* Task goal *
Include no pictures. Output exactly the lines from the one that contains "Transcribe this image's" through the final line of the entries.

* Information shown *
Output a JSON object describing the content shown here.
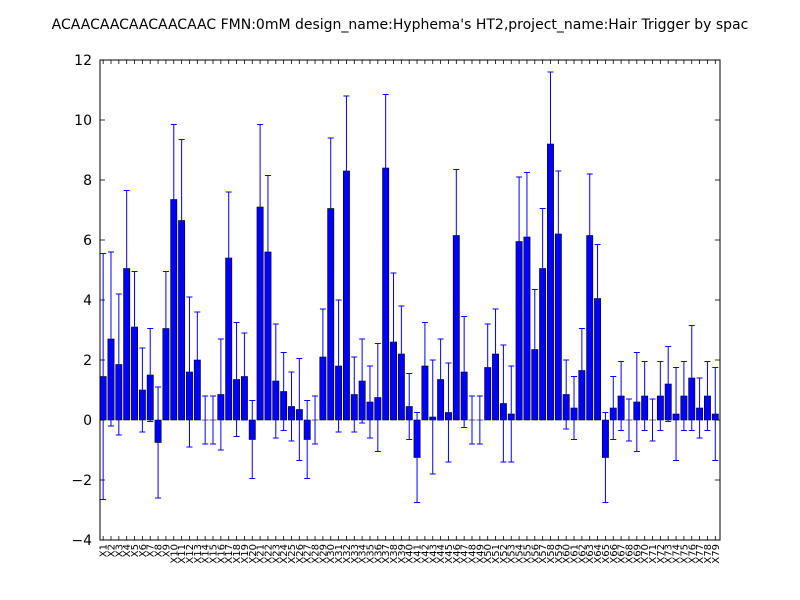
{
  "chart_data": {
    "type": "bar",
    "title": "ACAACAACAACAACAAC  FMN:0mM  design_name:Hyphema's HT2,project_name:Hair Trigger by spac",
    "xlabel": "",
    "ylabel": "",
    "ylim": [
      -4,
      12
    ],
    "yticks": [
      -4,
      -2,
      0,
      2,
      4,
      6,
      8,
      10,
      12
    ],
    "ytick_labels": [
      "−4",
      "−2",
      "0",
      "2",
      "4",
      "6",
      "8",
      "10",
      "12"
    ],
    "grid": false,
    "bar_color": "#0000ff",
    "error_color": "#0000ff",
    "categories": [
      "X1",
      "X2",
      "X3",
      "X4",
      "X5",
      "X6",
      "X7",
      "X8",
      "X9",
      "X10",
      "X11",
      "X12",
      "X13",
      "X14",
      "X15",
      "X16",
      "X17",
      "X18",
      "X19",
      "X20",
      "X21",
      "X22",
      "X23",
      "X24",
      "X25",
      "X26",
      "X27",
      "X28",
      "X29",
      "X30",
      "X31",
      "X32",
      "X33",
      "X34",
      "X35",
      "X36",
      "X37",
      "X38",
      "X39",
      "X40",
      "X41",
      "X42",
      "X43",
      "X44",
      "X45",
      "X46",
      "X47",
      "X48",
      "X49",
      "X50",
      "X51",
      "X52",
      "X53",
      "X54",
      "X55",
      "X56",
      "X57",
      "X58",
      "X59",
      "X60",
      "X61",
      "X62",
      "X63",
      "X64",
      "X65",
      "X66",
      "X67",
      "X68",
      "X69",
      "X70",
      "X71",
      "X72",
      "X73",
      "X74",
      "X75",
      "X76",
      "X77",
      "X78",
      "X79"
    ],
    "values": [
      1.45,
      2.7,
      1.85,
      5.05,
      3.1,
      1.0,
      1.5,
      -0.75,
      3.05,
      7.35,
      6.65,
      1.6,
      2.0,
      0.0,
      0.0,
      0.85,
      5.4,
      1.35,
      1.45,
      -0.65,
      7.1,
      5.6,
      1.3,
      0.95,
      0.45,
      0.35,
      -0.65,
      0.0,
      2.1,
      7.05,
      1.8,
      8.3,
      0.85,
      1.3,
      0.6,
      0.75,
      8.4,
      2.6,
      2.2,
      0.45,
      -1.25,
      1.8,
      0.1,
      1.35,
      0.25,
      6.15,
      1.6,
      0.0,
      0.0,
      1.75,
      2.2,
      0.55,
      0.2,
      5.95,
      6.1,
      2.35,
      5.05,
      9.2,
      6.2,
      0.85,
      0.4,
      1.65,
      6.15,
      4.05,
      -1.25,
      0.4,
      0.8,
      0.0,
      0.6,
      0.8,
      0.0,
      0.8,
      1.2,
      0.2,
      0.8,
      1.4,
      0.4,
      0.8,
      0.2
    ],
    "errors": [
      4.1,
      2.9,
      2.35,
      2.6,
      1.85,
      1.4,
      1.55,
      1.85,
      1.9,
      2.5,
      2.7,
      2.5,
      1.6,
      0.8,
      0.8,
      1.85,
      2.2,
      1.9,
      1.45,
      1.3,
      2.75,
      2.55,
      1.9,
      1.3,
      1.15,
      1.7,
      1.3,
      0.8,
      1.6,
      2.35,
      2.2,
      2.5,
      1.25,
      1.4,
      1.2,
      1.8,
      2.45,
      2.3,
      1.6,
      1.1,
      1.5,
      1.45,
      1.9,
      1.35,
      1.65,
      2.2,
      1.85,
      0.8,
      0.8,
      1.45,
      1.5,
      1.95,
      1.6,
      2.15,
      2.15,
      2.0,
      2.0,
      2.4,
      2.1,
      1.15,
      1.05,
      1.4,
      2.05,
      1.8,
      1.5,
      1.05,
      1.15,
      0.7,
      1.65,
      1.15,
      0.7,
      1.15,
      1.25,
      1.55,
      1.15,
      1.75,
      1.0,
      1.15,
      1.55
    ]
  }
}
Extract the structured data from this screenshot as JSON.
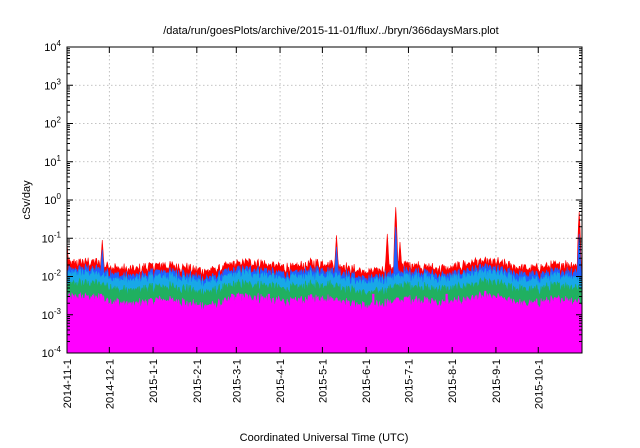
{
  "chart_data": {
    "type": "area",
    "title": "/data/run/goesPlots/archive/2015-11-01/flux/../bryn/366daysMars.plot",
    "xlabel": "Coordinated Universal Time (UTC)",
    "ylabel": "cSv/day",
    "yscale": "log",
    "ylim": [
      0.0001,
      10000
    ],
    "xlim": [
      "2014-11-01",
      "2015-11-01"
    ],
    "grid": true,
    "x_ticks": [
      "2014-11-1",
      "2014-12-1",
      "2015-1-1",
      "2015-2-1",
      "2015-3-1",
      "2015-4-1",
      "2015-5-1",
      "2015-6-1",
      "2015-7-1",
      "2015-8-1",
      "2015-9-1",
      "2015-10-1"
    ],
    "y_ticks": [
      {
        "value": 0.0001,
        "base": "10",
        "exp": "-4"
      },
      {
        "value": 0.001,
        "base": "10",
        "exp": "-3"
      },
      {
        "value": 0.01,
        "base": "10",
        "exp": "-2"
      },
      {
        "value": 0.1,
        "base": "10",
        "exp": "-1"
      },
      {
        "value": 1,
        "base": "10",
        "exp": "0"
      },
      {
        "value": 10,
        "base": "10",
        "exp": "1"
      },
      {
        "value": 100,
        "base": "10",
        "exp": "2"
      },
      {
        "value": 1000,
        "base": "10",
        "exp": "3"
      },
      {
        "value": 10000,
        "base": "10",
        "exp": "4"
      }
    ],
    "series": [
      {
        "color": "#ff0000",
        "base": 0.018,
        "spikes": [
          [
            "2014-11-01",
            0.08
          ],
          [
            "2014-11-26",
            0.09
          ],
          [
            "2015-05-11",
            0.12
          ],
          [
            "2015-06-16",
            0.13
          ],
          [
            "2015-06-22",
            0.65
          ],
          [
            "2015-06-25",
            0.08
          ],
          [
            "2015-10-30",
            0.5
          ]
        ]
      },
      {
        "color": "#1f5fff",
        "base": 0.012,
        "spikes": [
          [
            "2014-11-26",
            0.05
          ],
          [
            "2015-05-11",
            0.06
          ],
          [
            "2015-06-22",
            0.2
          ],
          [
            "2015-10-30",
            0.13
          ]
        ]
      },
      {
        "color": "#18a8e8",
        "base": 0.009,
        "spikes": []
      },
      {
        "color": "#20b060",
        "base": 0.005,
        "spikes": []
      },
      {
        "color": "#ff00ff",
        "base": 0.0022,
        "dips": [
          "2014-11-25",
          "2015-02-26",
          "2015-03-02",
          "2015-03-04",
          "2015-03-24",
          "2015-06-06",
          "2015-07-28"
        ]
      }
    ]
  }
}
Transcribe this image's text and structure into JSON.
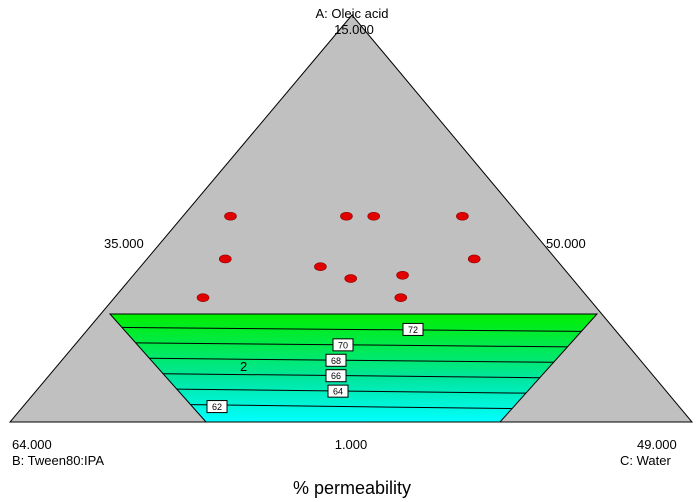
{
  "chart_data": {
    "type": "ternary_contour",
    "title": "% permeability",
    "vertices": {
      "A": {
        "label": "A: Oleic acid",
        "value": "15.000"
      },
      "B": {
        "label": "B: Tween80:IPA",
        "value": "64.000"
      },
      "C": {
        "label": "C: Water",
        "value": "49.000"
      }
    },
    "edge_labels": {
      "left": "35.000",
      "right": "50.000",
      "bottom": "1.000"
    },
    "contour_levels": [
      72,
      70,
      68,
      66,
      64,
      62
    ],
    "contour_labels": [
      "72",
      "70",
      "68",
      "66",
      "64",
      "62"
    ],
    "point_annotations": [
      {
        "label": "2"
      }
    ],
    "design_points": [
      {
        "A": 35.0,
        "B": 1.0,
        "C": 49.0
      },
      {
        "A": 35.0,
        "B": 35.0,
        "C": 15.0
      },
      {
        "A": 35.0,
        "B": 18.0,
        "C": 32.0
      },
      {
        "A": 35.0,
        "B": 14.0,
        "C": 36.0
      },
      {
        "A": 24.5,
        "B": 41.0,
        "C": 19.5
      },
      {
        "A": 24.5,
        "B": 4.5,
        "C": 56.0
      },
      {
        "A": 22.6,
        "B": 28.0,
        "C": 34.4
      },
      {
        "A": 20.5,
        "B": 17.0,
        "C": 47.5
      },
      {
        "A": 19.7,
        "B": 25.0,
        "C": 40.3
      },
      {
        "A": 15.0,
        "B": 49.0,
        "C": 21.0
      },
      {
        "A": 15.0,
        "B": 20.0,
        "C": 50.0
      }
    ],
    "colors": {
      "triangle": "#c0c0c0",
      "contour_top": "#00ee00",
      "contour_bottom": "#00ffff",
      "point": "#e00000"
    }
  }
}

* Response to the exercise *
Transcribe this image's text and structure into JSON.
{
  "chart_data": {
    "type": "ternary_contour",
    "title": "% permeability",
    "vertices": {
      "A": {
        "label": "A: Oleic acid",
        "value": "15.000"
      },
      "B": {
        "label": "B: Tween80:IPA",
        "value": "64.000"
      },
      "C": {
        "label": "C: Water",
        "value": "49.000"
      }
    },
    "edge_labels": {
      "left": "35.000",
      "right": "50.000",
      "bottom": "1.000"
    },
    "contour_levels": [
      72,
      70,
      68,
      66,
      64,
      62
    ],
    "contour_labels": [
      "72",
      "70",
      "68",
      "66",
      "64",
      "62"
    ],
    "point_annotations": [
      {
        "label": "2"
      }
    ],
    "design_points": [
      {
        "A": 35.0,
        "B": 1.0,
        "C": 49.0
      },
      {
        "A": 35.0,
        "B": 35.0,
        "C": 15.0
      },
      {
        "A": 35.0,
        "B": 18.0,
        "C": 32.0
      },
      {
        "A": 35.0,
        "B": 14.0,
        "C": 36.0
      },
      {
        "A": 24.5,
        "B": 41.0,
        "C": 19.5
      },
      {
        "A": 24.5,
        "B": 4.5,
        "C": 56.0
      },
      {
        "A": 22.6,
        "B": 28.0,
        "C": 34.4
      },
      {
        "A": 20.5,
        "B": 17.0,
        "C": 47.5
      },
      {
        "A": 19.7,
        "B": 25.0,
        "C": 40.3
      },
      {
        "A": 15.0,
        "B": 49.0,
        "C": 21.0
      },
      {
        "A": 15.0,
        "B": 20.0,
        "C": 50.0
      }
    ],
    "colors": {
      "triangle": "#c0c0c0",
      "contour_top": "#00ee00",
      "contour_bottom": "#00ffff",
      "point": "#e00000"
    }
  }
}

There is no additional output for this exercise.